> Task objective: In the listing below, find the line containing "Enumerate this screenshot's". Write out that line and every line after it to the end, exactly and only those.

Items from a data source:

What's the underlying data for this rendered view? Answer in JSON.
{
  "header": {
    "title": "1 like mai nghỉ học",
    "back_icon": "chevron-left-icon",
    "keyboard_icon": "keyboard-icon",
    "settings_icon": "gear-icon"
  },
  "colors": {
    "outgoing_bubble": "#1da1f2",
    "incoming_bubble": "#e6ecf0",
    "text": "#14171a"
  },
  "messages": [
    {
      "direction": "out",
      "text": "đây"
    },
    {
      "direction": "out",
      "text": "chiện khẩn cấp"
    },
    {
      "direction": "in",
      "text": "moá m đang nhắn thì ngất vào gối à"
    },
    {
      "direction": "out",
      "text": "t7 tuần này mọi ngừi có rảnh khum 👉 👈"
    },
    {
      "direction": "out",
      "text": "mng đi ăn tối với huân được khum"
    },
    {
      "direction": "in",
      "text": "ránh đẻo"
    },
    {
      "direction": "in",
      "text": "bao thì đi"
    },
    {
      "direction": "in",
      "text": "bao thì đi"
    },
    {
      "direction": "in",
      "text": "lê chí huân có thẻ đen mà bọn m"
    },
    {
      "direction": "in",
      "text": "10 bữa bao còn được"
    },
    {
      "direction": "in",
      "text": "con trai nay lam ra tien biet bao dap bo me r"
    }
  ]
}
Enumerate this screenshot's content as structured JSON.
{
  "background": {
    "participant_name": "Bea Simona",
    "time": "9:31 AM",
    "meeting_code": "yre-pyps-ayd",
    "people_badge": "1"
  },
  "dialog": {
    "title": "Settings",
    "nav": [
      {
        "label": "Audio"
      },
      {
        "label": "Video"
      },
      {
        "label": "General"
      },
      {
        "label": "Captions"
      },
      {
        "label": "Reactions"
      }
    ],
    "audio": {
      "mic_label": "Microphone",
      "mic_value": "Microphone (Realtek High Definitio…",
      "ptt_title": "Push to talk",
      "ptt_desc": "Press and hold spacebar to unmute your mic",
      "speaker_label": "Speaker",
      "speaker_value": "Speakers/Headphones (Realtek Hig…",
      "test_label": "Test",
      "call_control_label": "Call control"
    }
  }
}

> Finished task:
Enumerate this screenshot's content as structured JSON.
{
  "background": {
    "participant_name": "Bea Simona",
    "time": "9:31 AM",
    "meeting_code": "yre-pyps-ayd",
    "people_badge": "1"
  },
  "dialog": {
    "title": "Settings",
    "nav": [
      {
        "label": "Audio"
      },
      {
        "label": "Video"
      },
      {
        "label": "General"
      },
      {
        "label": "Captions"
      },
      {
        "label": "Reactions"
      }
    ],
    "audio": {
      "mic_label": "Microphone",
      "mic_value": "Microphone (Realtek High Definitio…",
      "ptt_title": "Push to talk",
      "ptt_desc": "Press and hold spacebar to unmute your mic",
      "speaker_label": "Speaker",
      "speaker_value": "Speakers/Headphones (Realtek Hig…",
      "test_label": "Test",
      "call_control_label": "Call control"
    }
  }
}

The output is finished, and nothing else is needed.